### Work instructions
Every line that contains "name" counts once; give the total number of such lines, with no other words.

### Rows
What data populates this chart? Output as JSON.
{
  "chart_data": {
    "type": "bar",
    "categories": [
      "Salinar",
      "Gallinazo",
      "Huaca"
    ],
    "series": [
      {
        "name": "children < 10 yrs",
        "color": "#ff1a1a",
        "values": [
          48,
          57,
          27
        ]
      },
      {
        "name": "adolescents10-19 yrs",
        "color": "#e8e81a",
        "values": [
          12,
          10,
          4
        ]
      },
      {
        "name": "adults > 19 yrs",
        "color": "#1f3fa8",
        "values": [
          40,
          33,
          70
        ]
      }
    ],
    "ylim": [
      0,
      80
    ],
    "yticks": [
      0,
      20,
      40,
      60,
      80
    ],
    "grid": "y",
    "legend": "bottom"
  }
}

### Response to this exercise
3